• [Exercise]
Single out the lines of the material that contain "全戸一括契約となります" and copy them.

• [Data in this exercise]
## Start

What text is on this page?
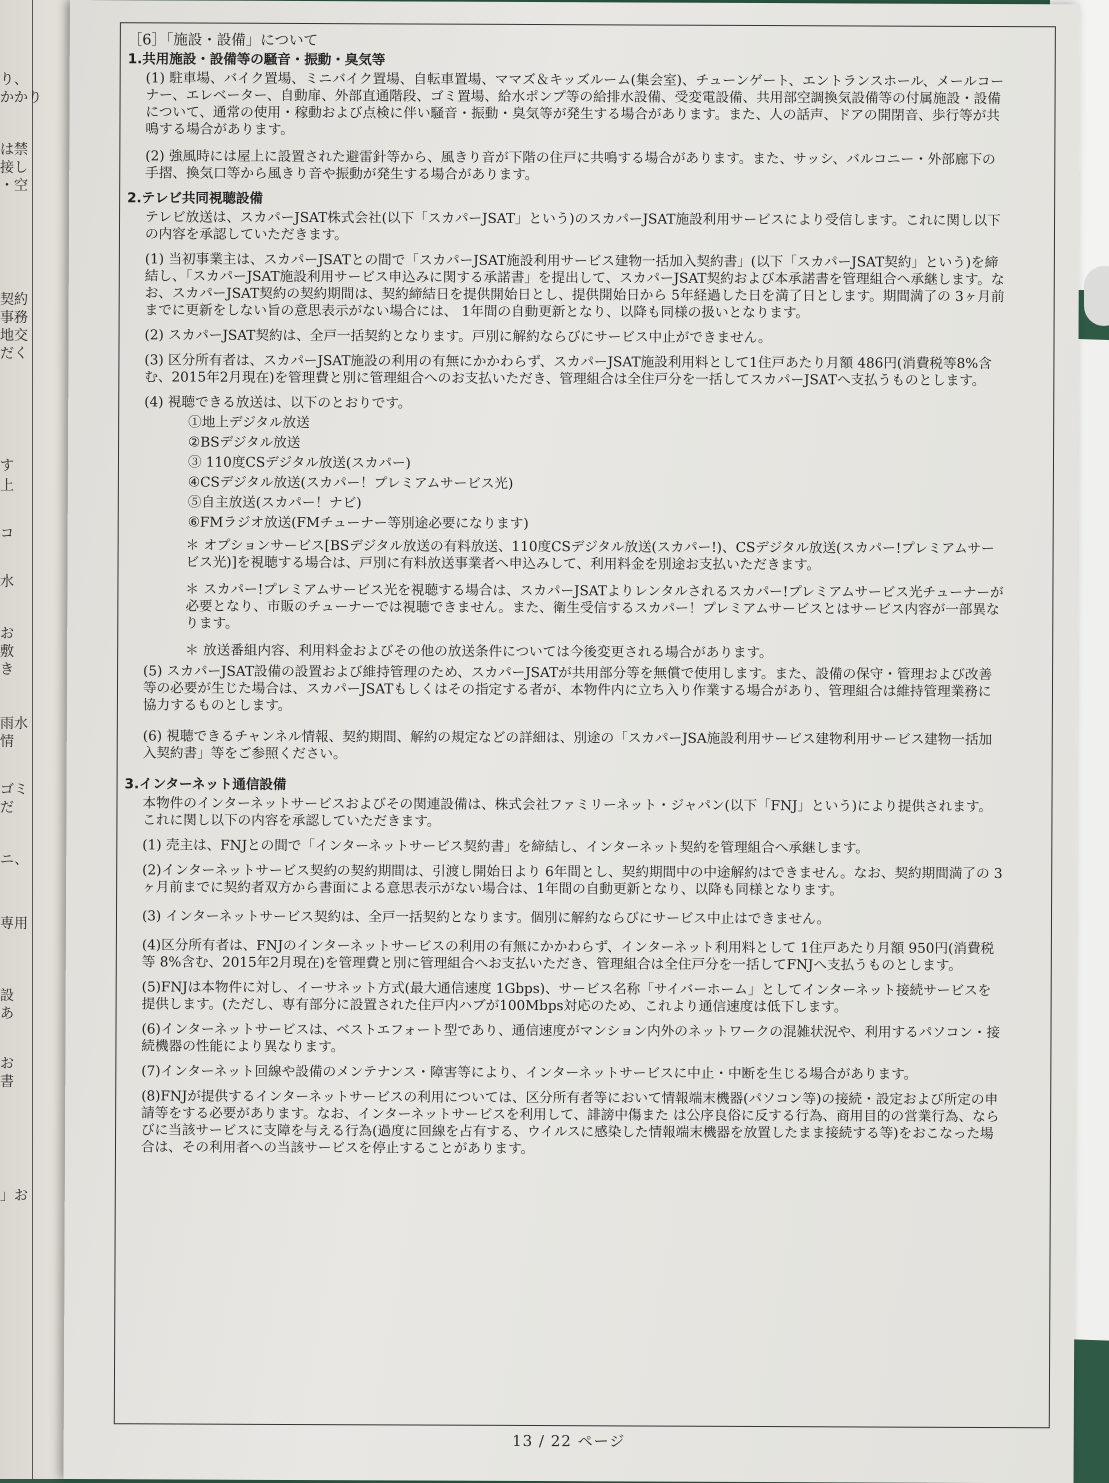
り、
かかり
は禁
接し
・空
契約
事務
地交
だく
す
上
コ
水
お
敷
き
雨水
情
ゴミ
だ
ニ、
専用
設
あ
お
書
」お
［6］「施設・設備」について
1.共用施設・設備等の騒音・振動・臭気等
(1) 駐車場、バイク置場、ミニバイク置場、自転車置場、ママズ＆キッズルーム(集会室)、チューンゲート、エントランスホール、メールコーナー、エレベーター、自動扉、外部直通階段、ゴミ置場、給水ポンプ等の給排水設備、受変電設備、共用部空調換気設備等の付属施設・設備について、通常の使用・稼動および点検に伴い騒音・振動・臭気等が発生する場合があります。また、人の話声、ドアの開閉音、歩行等が共鳴する場合があります。
(2) 強風時には屋上に設置された避雷針等から、風きり音が下階の住戸に共鳴する場合があります。また、サッシ、バルコニー・外部廊下の手摺、換気口等から風きり音や振動が発生する場合があります。
2.テレビ共同視聴設備
テレビ放送は、スカパーJSAT株式会社(以下「スカパーJSAT」という)のスカパーJSAT施設利用サービスにより受信します。これに関し以下の内容を承認していただきます。
(1) 当初事業主は、スカパーJSATとの間で「スカパーJSAT施設利用サービス建物一括加入契約書」(以下「スカパーJSAT契約」という)を締結し、「スカパーJSAT施設利用サービス申込みに関する承諾書」を提出して、スカパーJSAT契約および本承諾書を管理組合へ承継します。なお、スカパーJSAT契約の契約期間は、契約締結日を提供開始日とし、提供開始日から 5年経過した日を満了日とします。期間満了の 3ヶ月前までに更新をしない旨の意思表示がない場合には、 1年間の自動更新となり、以降も同様の扱いとなります。
(2) スカパーJSAT契約は、全戸一括契約となります。戸別に解約ならびにサービス中止ができません。
(3) 区分所有者は、スカパーJSAT施設の利用の有無にかかわらず、スカパーJSAT施設利用料として1住戸あたり月額 486円(消費税等8%含む、2015年2月現在)を管理費と別に管理組合へのお支払いただき、管理組合は全住戸分を一括してスカパーJSATへ支払うものとします。
(4) 視聴できる放送は、以下のとおりです。
①地上デジタル放送
②BSデジタル放送
③ 110度CSデジタル放送(スカパー)
④CSデジタル放送(スカパー！プレミアムサービス光)
⑤自主放送(スカパー！ナビ)
⑥FMラジオ放送(FMチューナー等別途必要になります)
＊ オプションサービス[BSデジタル放送の有料放送、110度CSデジタル放送(スカパー!)、CSデジタル放送(スカパー!プレミアムサービス光)]を視聴する場合は、戸別に有料放送事業者へ申込みして、利用料金を別途お支払いただきます。
＊ スカパー!プレミアムサービス光を視聴する場合は、スカパーJSATよりレンタルされるスカパー!プレミアムサービス光チューナーが必要となり、市販のチューナーでは視聴できません。また、衛生受信するスカパー！プレミアムサービスとはサービス内容が一部異なります。
＊ 放送番組内容、利用料金およびその他の放送条件については今後変更される場合があります。
(5) スカパーJSAT設備の設置および維持管理のため、スカパーJSATが共用部分等を無償で使用します。また、設備の保守・管理および改善等の必要が生じた場合は、スカパーJSATもしくはその指定する者が、本物件内に立ち入り作業する場合があり、管理組合は維持管理業務に協力するものとします。
(6) 視聴できるチャンネル情報、契約期間、解約の規定などの詳細は、別途の「スカパーJSA施設利用サービス建物利用サービス建物一括加入契約書」等をご参照ください。
3.インターネット通信設備
本物件のインターネットサービスおよびその関連設備は、株式会社ファミリーネット・ジャパン(以下「FNJ」という)により提供されます。これに関し以下の内容を承認していただきます。
(1) 売主は、FNJとの間で「インターネットサービス契約書」を締結し、インターネット契約を管理組合へ承継します。
(2)インターネットサービス契約の契約期間は、引渡し開始日より 6年間とし、契約期間中の中途解約はできません。なお、契約期間満了の 3ヶ月前までに契約者双方から書面による意思表示がない場合は、1年間の自動更新となり、以降も同様となります。
(3) インターネットサービス契約は、全戸一括契約となります。個別に解約ならびにサービス中止はできません。
(4)区分所有者は、FNJのインターネットサービスの利用の有無にかかわらず、インターネット利用料として 1住戸あたり月額 950円(消費税等 8%含む、2015年2月現在)を管理費と別に管理組合へお支払いただき、管理組合は全住戸分を一括してFNJへ支払うものとします。
(5)FNJは本物件に対し、イーサネット方式(最大通信速度 1Gbps)、サービス名称「サイバーホーム」としてインターネット接続サービスを提供します。(ただし、専有部分に設置された住戸内ハブが100Mbps対応のため、これより通信速度は低下します。
(6)インターネットサービスは、ベストエフォート型であり、通信速度がマンション内外のネットワークの混雑状況や、利用するパソコン・接続機器の性能により異なります。
(7)インターネット回線や設備のメンテナンス・障害等により、インターネットサービスに中止・中断を生じる場合があります。
(8)FNJが提供するインターネットサービスの利用については、区分所有者等において情報端末機器(パソコン等)の接続・設定および所定の申請等をする必要があります。なお、インターネットサービスを利用して、誹謗中傷また は公序良俗に反する行為、商用目的の営業行為、ならびに当該サービスに支障を与える行為(過度に回線を占有する、ウイルスに感染した情報端末機器を放置したまま接続する等)をおこなった場合は、その利用者への当該サービスを停止することがあります。
13 / 22 ページ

## End

• [Result for this task]
(2) スカパーJSAT契約は、全戸一括契約となります。戸別に解約ならびにサービス中止ができません。
(3) インターネットサービス契約は、全戸一括契約となります。個別に解約ならびにサービス中止はできません。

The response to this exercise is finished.